----- Dataset extract

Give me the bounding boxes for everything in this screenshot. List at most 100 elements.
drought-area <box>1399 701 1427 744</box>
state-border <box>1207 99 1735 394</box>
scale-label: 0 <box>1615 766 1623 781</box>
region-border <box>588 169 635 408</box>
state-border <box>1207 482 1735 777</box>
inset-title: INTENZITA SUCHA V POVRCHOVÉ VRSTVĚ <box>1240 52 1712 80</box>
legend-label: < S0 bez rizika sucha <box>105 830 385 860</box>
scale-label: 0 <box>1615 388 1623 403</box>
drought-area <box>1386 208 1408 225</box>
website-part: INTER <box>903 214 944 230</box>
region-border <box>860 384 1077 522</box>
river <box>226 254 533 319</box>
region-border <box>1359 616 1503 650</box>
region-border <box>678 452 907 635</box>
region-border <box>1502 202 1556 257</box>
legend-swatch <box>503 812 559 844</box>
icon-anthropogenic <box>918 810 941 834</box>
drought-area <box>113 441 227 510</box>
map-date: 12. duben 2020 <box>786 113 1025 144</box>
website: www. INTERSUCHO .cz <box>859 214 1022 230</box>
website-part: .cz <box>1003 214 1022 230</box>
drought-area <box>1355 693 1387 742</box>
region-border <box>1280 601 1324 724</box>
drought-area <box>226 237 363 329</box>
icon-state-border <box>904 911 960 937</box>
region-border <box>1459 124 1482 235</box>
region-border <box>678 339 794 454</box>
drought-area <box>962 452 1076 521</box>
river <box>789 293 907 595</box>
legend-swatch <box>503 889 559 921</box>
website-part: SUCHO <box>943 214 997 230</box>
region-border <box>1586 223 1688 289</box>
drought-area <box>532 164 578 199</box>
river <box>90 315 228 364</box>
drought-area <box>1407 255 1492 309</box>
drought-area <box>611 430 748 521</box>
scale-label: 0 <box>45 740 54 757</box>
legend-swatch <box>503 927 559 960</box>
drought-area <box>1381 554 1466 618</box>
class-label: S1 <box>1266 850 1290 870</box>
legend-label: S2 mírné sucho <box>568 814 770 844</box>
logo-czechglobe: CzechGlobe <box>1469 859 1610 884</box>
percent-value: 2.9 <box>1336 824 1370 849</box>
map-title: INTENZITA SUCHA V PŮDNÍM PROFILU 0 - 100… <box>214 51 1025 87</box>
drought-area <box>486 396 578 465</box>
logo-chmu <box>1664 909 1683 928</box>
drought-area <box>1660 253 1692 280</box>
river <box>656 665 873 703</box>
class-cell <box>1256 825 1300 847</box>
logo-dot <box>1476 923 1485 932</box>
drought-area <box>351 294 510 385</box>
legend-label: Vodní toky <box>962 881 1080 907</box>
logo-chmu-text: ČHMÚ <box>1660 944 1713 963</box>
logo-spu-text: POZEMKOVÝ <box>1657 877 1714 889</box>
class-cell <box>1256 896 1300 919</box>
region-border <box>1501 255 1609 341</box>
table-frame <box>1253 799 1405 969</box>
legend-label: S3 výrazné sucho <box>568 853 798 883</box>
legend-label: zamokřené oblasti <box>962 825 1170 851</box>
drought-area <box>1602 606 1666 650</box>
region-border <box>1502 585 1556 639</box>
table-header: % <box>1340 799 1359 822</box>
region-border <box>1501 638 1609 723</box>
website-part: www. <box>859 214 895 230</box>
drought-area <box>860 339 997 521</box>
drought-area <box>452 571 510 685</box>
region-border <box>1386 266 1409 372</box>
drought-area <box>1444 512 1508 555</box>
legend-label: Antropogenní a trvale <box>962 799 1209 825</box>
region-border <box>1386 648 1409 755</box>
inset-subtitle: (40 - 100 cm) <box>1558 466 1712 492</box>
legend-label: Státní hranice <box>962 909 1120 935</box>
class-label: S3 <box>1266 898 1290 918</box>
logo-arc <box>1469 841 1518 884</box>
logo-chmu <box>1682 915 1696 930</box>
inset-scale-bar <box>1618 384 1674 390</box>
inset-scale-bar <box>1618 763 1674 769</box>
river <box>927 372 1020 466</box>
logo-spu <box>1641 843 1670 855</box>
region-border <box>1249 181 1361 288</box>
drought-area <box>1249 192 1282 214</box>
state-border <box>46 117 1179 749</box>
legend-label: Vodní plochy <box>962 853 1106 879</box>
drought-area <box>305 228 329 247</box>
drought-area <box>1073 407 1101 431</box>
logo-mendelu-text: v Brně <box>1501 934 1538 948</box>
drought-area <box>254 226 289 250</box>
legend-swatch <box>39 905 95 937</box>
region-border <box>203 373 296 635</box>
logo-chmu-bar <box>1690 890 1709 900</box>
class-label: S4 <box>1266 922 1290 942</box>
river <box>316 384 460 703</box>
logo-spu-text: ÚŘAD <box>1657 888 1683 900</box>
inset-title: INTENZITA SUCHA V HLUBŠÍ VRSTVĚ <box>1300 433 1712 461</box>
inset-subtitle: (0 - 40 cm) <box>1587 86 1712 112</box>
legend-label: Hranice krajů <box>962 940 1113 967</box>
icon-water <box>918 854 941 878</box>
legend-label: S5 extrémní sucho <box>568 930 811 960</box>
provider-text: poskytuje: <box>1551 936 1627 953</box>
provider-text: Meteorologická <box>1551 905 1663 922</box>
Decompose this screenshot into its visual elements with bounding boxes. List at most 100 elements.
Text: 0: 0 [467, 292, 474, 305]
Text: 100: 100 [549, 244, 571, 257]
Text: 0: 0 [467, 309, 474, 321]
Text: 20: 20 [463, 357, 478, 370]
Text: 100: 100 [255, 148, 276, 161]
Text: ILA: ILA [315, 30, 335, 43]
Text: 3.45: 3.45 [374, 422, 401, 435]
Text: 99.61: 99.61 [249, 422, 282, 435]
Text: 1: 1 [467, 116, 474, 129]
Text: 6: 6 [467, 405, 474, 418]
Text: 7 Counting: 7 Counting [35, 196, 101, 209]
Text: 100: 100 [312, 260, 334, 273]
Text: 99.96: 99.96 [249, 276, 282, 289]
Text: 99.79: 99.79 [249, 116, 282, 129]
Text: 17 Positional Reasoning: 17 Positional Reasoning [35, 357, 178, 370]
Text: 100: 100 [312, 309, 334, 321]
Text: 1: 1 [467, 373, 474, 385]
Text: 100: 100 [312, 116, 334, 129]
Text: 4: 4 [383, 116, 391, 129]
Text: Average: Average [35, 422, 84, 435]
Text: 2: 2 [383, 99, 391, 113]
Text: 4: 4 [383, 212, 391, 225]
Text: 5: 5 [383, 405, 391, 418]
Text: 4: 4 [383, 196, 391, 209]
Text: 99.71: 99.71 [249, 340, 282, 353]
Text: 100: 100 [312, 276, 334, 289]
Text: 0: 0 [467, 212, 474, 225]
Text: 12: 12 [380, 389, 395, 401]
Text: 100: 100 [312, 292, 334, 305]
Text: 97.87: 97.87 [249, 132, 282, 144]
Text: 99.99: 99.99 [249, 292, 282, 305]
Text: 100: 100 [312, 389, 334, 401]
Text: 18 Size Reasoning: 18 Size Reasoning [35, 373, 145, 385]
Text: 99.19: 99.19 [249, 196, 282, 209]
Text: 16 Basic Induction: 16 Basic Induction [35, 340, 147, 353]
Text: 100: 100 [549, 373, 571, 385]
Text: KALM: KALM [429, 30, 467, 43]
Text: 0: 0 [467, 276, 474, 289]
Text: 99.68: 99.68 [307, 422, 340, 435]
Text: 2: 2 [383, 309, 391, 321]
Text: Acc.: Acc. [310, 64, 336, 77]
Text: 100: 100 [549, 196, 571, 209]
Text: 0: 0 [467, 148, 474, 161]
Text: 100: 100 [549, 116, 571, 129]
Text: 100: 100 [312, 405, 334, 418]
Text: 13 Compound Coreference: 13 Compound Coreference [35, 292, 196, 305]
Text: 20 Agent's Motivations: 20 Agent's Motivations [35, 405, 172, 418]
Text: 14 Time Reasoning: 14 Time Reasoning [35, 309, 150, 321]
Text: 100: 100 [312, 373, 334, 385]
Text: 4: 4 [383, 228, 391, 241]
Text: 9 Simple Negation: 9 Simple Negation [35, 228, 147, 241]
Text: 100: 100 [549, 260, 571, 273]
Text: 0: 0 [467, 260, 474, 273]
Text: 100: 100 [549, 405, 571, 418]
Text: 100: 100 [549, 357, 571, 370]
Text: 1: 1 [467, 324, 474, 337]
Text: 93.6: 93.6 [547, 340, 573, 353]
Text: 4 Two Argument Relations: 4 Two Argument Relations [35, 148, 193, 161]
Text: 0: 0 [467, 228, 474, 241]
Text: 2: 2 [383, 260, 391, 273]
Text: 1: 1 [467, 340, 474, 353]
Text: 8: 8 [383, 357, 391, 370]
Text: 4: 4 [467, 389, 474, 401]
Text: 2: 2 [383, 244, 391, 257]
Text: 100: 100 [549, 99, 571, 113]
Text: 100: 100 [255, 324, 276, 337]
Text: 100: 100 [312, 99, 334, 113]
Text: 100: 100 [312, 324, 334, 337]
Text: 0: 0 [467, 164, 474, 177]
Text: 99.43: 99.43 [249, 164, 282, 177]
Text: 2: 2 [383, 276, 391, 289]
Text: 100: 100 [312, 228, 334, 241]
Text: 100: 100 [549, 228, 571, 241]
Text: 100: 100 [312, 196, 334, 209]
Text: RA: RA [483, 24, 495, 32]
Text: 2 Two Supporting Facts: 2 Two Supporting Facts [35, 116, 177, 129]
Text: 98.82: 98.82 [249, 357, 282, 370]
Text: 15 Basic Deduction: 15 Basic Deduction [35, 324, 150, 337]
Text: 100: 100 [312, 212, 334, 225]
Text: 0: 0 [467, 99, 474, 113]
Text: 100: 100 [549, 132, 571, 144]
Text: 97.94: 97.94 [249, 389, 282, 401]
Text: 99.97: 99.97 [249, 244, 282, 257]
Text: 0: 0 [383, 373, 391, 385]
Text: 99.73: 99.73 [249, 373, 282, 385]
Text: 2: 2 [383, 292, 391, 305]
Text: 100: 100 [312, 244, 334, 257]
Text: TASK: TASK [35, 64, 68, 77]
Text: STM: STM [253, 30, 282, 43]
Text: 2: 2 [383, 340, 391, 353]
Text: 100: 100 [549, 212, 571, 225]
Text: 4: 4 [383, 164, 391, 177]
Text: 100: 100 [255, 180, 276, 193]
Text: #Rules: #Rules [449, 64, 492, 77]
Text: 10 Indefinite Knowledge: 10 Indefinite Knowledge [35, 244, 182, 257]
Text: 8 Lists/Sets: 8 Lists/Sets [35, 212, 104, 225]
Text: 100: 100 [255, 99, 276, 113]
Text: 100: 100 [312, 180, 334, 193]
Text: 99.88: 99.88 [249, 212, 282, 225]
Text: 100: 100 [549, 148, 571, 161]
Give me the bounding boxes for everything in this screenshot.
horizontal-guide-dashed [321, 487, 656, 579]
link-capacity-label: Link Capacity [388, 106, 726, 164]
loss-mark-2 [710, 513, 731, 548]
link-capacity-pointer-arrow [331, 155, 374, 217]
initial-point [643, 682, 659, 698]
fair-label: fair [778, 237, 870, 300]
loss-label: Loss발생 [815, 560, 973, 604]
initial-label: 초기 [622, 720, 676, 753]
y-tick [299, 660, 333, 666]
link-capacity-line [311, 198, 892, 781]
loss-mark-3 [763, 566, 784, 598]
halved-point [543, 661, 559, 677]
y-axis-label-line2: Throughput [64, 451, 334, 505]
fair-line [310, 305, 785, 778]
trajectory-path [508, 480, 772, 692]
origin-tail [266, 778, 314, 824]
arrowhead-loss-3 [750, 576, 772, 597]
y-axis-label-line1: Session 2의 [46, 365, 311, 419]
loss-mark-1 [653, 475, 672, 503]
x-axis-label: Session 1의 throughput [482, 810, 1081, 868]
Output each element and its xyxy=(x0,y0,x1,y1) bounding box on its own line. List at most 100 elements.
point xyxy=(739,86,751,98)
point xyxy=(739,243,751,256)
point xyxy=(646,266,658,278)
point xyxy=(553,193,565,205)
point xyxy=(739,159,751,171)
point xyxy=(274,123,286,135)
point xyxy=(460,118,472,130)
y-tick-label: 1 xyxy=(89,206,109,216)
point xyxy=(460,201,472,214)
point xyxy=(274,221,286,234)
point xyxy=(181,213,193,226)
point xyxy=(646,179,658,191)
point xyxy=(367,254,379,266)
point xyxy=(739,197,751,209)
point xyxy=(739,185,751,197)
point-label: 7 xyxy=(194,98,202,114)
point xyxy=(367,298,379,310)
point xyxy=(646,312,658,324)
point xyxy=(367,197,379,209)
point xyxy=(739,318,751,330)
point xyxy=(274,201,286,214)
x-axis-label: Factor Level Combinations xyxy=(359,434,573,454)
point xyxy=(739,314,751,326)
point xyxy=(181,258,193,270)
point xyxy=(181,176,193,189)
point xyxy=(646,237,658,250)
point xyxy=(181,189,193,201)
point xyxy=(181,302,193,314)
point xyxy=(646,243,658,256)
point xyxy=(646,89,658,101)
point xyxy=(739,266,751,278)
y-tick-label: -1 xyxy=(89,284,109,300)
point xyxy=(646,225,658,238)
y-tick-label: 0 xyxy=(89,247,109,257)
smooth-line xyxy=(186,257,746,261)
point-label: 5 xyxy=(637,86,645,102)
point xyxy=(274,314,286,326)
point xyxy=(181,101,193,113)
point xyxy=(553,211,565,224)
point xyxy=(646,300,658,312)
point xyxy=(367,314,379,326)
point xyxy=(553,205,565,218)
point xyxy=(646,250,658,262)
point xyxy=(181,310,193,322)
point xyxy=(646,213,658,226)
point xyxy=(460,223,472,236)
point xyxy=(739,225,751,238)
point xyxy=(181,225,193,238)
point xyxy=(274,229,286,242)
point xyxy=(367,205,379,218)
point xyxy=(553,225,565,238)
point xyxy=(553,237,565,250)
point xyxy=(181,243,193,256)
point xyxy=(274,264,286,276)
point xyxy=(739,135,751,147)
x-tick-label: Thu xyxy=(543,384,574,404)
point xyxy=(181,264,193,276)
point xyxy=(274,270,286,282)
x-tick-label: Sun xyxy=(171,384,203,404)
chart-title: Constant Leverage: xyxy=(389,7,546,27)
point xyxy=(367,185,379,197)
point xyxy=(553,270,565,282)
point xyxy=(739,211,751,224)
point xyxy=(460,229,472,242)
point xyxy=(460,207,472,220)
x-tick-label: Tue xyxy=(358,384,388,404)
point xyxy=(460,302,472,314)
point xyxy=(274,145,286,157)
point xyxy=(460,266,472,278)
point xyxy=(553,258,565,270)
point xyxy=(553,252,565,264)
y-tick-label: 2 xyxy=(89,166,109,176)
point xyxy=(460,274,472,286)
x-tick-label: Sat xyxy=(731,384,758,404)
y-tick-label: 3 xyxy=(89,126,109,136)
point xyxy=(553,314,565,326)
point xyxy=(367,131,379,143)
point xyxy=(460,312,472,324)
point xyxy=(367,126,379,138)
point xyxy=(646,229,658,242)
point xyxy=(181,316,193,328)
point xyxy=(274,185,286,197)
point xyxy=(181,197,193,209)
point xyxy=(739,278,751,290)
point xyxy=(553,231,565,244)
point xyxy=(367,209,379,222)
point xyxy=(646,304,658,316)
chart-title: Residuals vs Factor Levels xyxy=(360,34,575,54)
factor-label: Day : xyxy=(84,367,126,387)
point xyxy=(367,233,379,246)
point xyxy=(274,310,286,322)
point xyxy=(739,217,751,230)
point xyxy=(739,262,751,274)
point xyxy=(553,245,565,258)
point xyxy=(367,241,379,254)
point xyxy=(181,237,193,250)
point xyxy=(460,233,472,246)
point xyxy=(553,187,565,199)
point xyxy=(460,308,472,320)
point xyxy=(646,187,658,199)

----------

Task:
Copy the rows exactly as they stand, from the start of the rows through the line containing "region-border <box>1359 616 1503 650</box>".

Result of the task:
Give me the bounding boxes for everything in this screenshot. List at most 100 elements.
drought-area <box>1399 701 1427 744</box>
state-border <box>1207 99 1735 394</box>
scale-label: 0 <box>1615 766 1623 781</box>
region-border <box>588 169 635 408</box>
state-border <box>1207 482 1735 777</box>
inset-title: INTENZITA SUCHA V POVRCHOVÉ VRSTVĚ <box>1240 52 1712 80</box>
legend-label: < S0 bez rizika sucha <box>105 830 385 860</box>
scale-label: 0 <box>1615 388 1623 403</box>
drought-area <box>1386 208 1408 225</box>
website-part: INTER <box>903 214 944 230</box>
region-border <box>860 384 1077 522</box>
river <box>226 254 533 319</box>
region-border <box>1359 616 1503 650</box>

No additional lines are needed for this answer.